The records that follow must be reproduced in full, exactly as written.

--- begin ---

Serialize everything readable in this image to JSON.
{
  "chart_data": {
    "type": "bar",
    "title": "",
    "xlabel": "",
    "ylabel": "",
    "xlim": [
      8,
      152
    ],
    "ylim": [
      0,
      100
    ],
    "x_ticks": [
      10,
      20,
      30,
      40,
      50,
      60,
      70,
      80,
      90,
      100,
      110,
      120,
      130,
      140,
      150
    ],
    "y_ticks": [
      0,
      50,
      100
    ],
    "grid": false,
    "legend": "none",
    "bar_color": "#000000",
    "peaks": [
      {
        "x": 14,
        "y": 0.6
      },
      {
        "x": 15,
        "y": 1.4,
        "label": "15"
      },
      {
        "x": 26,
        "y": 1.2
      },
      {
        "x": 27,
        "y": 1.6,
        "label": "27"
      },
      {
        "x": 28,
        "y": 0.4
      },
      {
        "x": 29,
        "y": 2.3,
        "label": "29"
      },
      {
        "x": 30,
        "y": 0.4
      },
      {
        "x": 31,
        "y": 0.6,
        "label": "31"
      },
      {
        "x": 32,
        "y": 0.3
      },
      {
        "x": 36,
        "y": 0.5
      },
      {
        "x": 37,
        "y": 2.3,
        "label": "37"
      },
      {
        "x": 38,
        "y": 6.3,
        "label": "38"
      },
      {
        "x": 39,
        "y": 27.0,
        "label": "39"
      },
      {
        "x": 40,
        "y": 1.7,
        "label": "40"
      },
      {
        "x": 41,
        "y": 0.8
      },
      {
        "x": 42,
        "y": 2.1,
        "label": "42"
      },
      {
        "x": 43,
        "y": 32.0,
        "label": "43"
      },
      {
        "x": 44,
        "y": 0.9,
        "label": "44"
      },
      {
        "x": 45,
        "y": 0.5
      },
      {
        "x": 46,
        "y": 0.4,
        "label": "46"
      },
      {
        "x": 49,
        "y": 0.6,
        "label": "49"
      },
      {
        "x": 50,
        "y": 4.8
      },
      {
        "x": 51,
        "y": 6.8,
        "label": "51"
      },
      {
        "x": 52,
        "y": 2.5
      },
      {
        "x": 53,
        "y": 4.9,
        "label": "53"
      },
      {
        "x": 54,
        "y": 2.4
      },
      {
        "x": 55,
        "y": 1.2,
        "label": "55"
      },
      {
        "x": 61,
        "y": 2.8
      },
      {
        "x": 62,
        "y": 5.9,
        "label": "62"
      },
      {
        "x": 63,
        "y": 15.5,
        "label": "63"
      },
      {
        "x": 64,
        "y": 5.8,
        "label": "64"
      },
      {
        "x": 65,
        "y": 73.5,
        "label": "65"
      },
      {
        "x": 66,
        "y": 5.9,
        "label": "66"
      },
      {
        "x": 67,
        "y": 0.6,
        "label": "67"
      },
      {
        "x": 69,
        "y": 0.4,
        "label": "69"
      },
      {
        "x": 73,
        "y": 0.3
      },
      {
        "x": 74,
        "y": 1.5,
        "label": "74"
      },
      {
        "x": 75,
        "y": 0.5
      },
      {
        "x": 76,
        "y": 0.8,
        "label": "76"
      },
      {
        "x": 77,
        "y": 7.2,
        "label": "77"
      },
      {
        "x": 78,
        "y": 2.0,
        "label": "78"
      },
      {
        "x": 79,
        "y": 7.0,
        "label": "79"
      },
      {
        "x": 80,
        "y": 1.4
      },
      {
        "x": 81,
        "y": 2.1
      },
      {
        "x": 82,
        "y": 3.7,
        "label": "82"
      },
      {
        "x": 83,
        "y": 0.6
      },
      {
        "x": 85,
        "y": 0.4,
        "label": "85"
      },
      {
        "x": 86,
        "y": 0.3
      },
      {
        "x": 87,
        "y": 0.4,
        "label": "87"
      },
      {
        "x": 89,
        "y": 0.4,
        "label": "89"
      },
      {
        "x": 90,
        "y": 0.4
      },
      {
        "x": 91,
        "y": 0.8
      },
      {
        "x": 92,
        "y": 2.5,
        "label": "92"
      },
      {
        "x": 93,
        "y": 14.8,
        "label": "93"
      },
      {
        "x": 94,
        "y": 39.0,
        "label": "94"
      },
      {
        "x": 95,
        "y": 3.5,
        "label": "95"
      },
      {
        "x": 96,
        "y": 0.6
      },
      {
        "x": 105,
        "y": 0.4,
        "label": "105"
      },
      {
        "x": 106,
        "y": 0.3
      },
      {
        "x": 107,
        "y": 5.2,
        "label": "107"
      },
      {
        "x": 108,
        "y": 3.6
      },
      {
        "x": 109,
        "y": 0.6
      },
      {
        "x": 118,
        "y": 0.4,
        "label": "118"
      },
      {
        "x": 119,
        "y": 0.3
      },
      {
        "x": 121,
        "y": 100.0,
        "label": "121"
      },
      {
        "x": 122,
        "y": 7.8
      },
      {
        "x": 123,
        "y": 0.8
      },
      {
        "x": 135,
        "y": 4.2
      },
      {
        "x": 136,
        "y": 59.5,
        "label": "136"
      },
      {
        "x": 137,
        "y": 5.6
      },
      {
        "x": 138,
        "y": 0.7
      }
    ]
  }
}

--- end ---

• _Task result_
Serialize everything readable in this image to JSON.
{
  "chart_data": {
    "type": "bar",
    "title": "",
    "xlabel": "",
    "ylabel": "",
    "xlim": [
      8,
      152
    ],
    "ylim": [
      0,
      100
    ],
    "x_ticks": [
      10,
      20,
      30,
      40,
      50,
      60,
      70,
      80,
      90,
      100,
      110,
      120,
      130,
      140,
      150
    ],
    "y_ticks": [
      0,
      50,
      100
    ],
    "grid": false,
    "legend": "none",
    "bar_color": "#000000",
    "peaks": [
      {
        "x": 14,
        "y": 0.6
      },
      {
        "x": 15,
        "y": 1.4,
        "label": "15"
      },
      {
        "x": 26,
        "y": 1.2
      },
      {
        "x": 27,
        "y": 1.6,
        "label": "27"
      },
      {
        "x": 28,
        "y": 0.4
      },
      {
        "x": 29,
        "y": 2.3,
        "label": "29"
      },
      {
        "x": 30,
        "y": 0.4
      },
      {
        "x": 31,
        "y": 0.6,
        "label": "31"
      },
      {
        "x": 32,
        "y": 0.3
      },
      {
        "x": 36,
        "y": 0.5
      },
      {
        "x": 37,
        "y": 2.3,
        "label": "37"
      },
      {
        "x": 38,
        "y": 6.3,
        "label": "38"
      },
      {
        "x": 39,
        "y": 27.0,
        "label": "39"
      },
      {
        "x": 40,
        "y": 1.7,
        "label": "40"
      },
      {
        "x": 41,
        "y": 0.8
      },
      {
        "x": 42,
        "y": 2.1,
        "label": "42"
      },
      {
        "x": 43,
        "y": 32.0,
        "label": "43"
      },
      {
        "x": 44,
        "y": 0.9,
        "label": "44"
      },
      {
        "x": 45,
        "y": 0.5
      },
      {
        "x": 46,
        "y": 0.4,
        "label": "46"
      },
      {
        "x": 49,
        "y": 0.6,
        "label": "49"
      },
      {
        "x": 50,
        "y": 4.8
      },
      {
        "x": 51,
        "y": 6.8,
        "label": "51"
      },
      {
        "x": 52,
        "y": 2.5
      },
      {
        "x": 53,
        "y": 4.9,
        "label": "53"
      },
      {
        "x": 54,
        "y": 2.4
      },
      {
        "x": 55,
        "y": 1.2,
        "label": "55"
      },
      {
        "x": 61,
        "y": 2.8
      },
      {
        "x": 62,
        "y": 5.9,
        "label": "62"
      },
      {
        "x": 63,
        "y": 15.5,
        "label": "63"
      },
      {
        "x": 64,
        "y": 5.8,
        "label": "64"
      },
      {
        "x": 65,
        "y": 73.5,
        "label": "65"
      },
      {
        "x": 66,
        "y": 5.9,
        "label": "66"
      },
      {
        "x": 67,
        "y": 0.6,
        "label": "67"
      },
      {
        "x": 69,
        "y": 0.4,
        "label": "69"
      },
      {
        "x": 73,
        "y": 0.3
      },
      {
        "x": 74,
        "y": 1.5,
        "label": "74"
      },
      {
        "x": 75,
        "y": 0.5
      },
      {
        "x": 76,
        "y": 0.8,
        "label": "76"
      },
      {
        "x": 77,
        "y": 7.2,
        "label": "77"
      },
      {
        "x": 78,
        "y": 2.0,
        "label": "78"
      },
      {
        "x": 79,
        "y": 7.0,
        "label": "79"
      },
      {
        "x": 80,
        "y": 1.4
      },
      {
        "x": 81,
        "y": 2.1
      },
      {
        "x": 82,
        "y": 3.7,
        "label": "82"
      },
      {
        "x": 83,
        "y": 0.6
      },
      {
        "x": 85,
        "y": 0.4,
        "label": "85"
      },
      {
        "x": 86,
        "y": 0.3
      },
      {
        "x": 87,
        "y": 0.4,
        "label": "87"
      },
      {
        "x": 89,
        "y": 0.4,
        "label": "89"
      },
      {
        "x": 90,
        "y": 0.4
      },
      {
        "x": 91,
        "y": 0.8
      },
      {
        "x": 92,
        "y": 2.5,
        "label": "92"
      },
      {
        "x": 93,
        "y": 14.8,
        "label": "93"
      },
      {
        "x": 94,
        "y": 39.0,
        "label": "94"
      },
      {
        "x": 95,
        "y": 3.5,
        "label": "95"
      },
      {
        "x": 96,
        "y": 0.6
      },
      {
        "x": 105,
        "y": 0.4,
        "label": "105"
      },
      {
        "x": 106,
        "y": 0.3
      },
      {
        "x": 107,
        "y": 5.2,
        "label": "107"
      },
      {
        "x": 108,
        "y": 3.6
      },
      {
        "x": 109,
        "y": 0.6
      },
      {
        "x": 118,
        "y": 0.4,
        "label": "118"
      },
      {
        "x": 119,
        "y": 0.3
      },
      {
        "x": 121,
        "y": 100.0,
        "label": "121"
      },
      {
        "x": 122,
        "y": 7.8
      },
      {
        "x": 123,
        "y": 0.8
      },
      {
        "x": 135,
        "y": 4.2
      },
      {
        "x": 136,
        "y": 59.5,
        "label": "136"
      },
      {
        "x": 137,
        "y": 5.6
      },
      {
        "x": 138,
        "y": 0.7
      }
    ]
  }
}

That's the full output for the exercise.